- **Material provided**:
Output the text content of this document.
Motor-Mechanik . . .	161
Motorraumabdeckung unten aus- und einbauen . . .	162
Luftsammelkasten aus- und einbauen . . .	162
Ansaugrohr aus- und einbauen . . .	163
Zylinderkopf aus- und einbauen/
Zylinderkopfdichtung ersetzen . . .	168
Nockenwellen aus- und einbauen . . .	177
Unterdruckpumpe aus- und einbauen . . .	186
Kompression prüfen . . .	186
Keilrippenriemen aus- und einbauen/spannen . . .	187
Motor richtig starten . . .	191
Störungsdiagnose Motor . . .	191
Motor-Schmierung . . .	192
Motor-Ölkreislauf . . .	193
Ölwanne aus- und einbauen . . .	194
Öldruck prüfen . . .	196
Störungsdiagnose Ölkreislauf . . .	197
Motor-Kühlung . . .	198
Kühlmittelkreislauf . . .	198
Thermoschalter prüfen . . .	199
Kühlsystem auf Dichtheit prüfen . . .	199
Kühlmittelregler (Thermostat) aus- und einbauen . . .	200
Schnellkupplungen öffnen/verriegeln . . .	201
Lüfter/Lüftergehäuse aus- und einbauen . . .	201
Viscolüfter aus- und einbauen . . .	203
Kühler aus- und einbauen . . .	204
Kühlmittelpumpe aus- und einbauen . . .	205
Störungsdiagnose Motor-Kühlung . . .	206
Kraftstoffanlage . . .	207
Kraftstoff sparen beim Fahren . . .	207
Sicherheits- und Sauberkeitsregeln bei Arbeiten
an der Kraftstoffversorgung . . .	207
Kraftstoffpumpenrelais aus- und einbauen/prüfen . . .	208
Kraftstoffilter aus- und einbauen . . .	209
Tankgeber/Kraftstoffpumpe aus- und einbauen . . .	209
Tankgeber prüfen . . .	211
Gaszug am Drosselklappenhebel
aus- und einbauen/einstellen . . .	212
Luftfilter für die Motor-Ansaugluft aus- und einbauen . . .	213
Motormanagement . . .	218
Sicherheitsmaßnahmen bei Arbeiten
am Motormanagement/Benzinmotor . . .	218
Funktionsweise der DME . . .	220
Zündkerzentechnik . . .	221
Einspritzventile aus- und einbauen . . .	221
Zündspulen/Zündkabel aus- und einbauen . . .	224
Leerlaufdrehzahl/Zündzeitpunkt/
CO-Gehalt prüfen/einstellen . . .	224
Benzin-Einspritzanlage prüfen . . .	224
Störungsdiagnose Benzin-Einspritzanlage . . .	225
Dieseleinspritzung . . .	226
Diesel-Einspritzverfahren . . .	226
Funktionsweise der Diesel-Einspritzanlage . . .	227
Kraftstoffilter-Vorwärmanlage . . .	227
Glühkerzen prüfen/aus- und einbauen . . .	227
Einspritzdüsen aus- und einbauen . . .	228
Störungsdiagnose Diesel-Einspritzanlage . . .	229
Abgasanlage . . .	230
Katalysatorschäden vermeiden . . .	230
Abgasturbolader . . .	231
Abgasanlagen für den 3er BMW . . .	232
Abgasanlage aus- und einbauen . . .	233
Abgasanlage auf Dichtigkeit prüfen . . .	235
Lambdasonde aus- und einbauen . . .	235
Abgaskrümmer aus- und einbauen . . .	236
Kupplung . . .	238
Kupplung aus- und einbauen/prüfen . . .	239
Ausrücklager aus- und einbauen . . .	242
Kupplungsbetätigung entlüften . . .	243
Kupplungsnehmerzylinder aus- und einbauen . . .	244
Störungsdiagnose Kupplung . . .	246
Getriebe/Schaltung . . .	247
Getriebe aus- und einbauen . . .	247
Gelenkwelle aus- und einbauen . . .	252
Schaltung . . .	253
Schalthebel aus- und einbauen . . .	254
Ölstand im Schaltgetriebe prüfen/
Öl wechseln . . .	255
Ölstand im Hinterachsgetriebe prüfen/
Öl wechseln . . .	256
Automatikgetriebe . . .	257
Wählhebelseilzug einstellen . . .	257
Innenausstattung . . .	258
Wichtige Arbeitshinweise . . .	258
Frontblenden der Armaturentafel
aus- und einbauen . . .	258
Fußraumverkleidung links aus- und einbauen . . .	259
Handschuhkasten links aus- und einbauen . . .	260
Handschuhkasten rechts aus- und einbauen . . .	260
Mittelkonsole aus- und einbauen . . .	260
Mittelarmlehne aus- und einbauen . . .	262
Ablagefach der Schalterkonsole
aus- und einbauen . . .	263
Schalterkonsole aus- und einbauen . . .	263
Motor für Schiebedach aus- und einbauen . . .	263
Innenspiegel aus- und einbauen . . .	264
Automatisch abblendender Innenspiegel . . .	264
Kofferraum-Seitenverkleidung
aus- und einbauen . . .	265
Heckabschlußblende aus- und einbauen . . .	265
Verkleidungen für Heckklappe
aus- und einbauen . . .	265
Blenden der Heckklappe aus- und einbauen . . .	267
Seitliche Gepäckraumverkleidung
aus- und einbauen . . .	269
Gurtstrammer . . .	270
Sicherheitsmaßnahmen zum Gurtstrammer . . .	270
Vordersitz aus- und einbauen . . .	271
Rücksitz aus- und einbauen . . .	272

- **What the exercise asks**:
Lines that hold the word "einstellen" are the ones to return, every one of them.

- **Output for this task**:
aus- und einbauen/einstellen . . .	212
CO-Gehalt prüfen/einstellen . . .	224
Wählhebelseilzug einstellen . . .	257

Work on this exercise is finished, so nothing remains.